--- start of RECORDS SHOWN ---

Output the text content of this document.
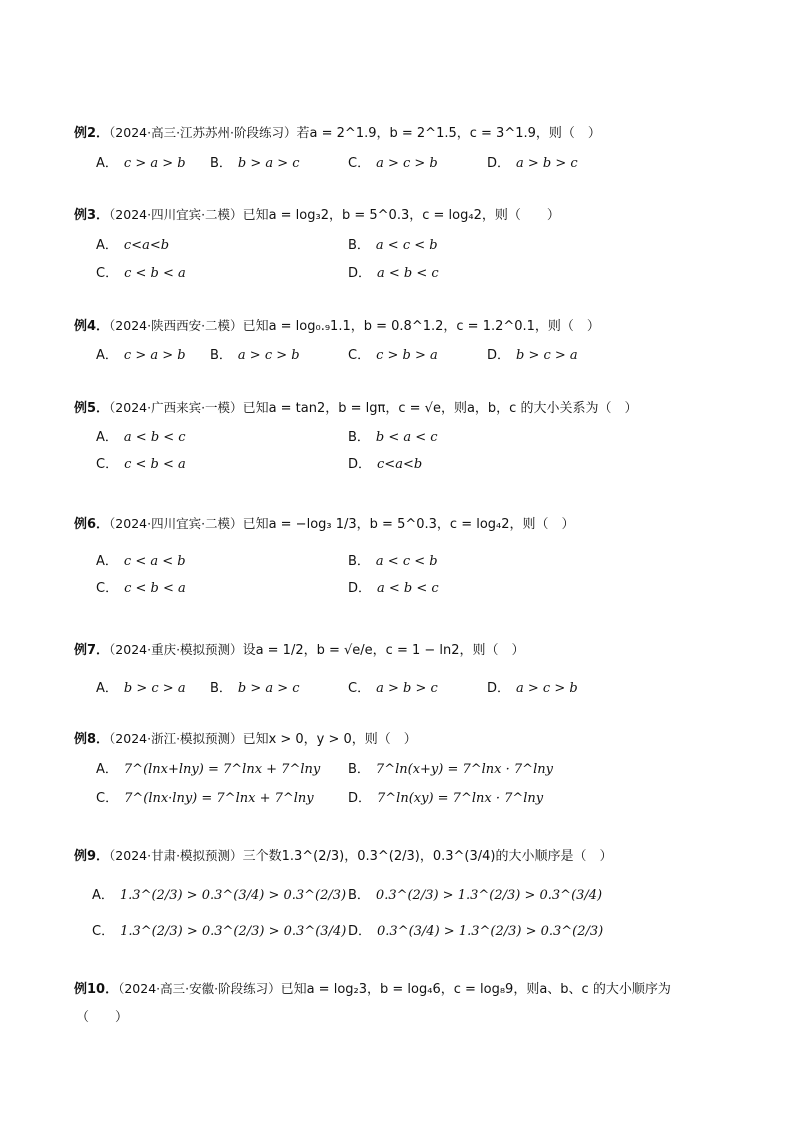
例2．（2024·高三·江苏苏州·阶段练习）若a = 2^1.9，b = 2^1.5，c = 3^1.9，则（　）
A． c > a > b B． b > a > c	C． a > c > b	D． a > b > c
例3．（2024·四川宜宾·二模）已知a = log₃2，b = 5^0.3，c = log₄2，则（　　）
A． c<a<b	B． a < c < b
C． c < b < a	D． a < b < c
例4．（2024·陕西西安·二模）已知a = log₀.₉1.1，b = 0.8^1.2，c = 1.2^0.1，则（　）
A． c > a > b B． a > c > b	C． c > b > a	D． b > c > a
例5．（2024·广西来宾·一模）已知a = tan2，b = lgπ，c = √e，则a，b，c 的大小关系为（　）
A． a < b < c	B． b < a < c
C． c < b < a	D． c<a<b
例6．（2024·四川宜宾·二模）已知a = −log₃ 1/3，b = 5^0.3，c = log₄2，则（　）
A． c < a < b	B． a < c < b
C． c < b < a	D． a < b < c
例7．（2024·重庆·模拟预测）设a = 1/2，b = √e/e，c = 1 − ln2，则（　）
A． b > c > a B． b > a > c	C． a > b > c	D． a > c > b
例8．（2024·浙江·模拟预测）已知x > 0，y > 0，则（　）
A． 7^(lnx+lny) = 7^lnx + 7^lny B． 7^ln(x+y) = 7^lnx · 7^lny
C． 7^(lnx·lny) = 7^lnx + 7^lny	D． 7^ln(xy) = 7^lnx · 7^lny
例9．（2024·甘肃·模拟预测）三个数1.3^(2/3)，0.3^(2/3)，0.3^(3/4)的大小顺序是（　）
A． 1.3^(2/3) > 0.3^(3/4) > 0.3^(2/3) B． 0.3^(2/3) > 1.3^(2/3) > 0.3^(3/4)
C． 1.3^(2/3) > 0.3^(2/3) > 0.3^(3/4) D． 0.3^(3/4) > 1.3^(2/3) > 0.3^(2/3)
例10．（2024·高三·安徽·阶段练习）已知a = log₂3，b = log₄6，c = log₈9，则a、b、c 的大小顺序为
（　　）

--- end of RECORDS SHOWN ---

**DIRECTIONS FOR THIS TASK**
Pictures don't belong in the copy. Restate all the entries exactly.

**RESULT**
Output the text content of this document.
例2．（2024·高三·江苏苏州·阶段练习）若a = 2^1.9，b = 2^1.5，c = 3^1.9，则（　）
A． c > a > b B． b > a > c	C． a > c > b	D． a > b > c
例3．（2024·四川宜宾·二模）已知a = log₃2，b = 5^0.3，c = log₄2，则（　　）
A． c<a<b	B． a < c < b
C． c < b < a	D． a < b < c
例4．（2024·陕西西安·二模）已知a = log₀.₉1.1，b = 0.8^1.2，c = 1.2^0.1，则（　）
A． c > a > b B． a > c > b	C． c > b > a	D． b > c > a
例5．（2024·广西来宾·一模）已知a = tan2，b = lgπ，c = √e，则a，b，c 的大小关系为（　）
A． a < b < c	B． b < a < c
C． c < b < a	D． c<a<b
例6．（2024·四川宜宾·二模）已知a = −log₃ 1/3，b = 5^0.3，c = log₄2，则（　）
A． c < a < b	B． a < c < b
C． c < b < a	D． a < b < c
例7．（2024·重庆·模拟预测）设a = 1/2，b = √e/e，c = 1 − ln2，则（　）
A． b > c > a B． b > a > c	C． a > b > c	D． a > c > b
例8．（2024·浙江·模拟预测）已知x > 0，y > 0，则（　）
A． 7^(lnx+lny) = 7^lnx + 7^lny B． 7^ln(x+y) = 7^lnx · 7^lny
C． 7^(lnx·lny) = 7^lnx + 7^lny	D． 7^ln(xy) = 7^lnx · 7^lny
例9．（2024·甘肃·模拟预测）三个数1.3^(2/3)，0.3^(2/3)，0.3^(3/4)的大小顺序是（　）
A． 1.3^(2/3) > 0.3^(3/4) > 0.3^(2/3) B． 0.3^(2/3) > 1.3^(2/3) > 0.3^(3/4)
C． 1.3^(2/3) > 0.3^(2/3) > 0.3^(3/4) D． 0.3^(3/4) > 1.3^(2/3) > 0.3^(2/3)
例10．（2024·高三·安徽·阶段练习）已知a = log₂3，b = log₄6，c = log₈9，则a、b、c 的大小顺序为
（　　）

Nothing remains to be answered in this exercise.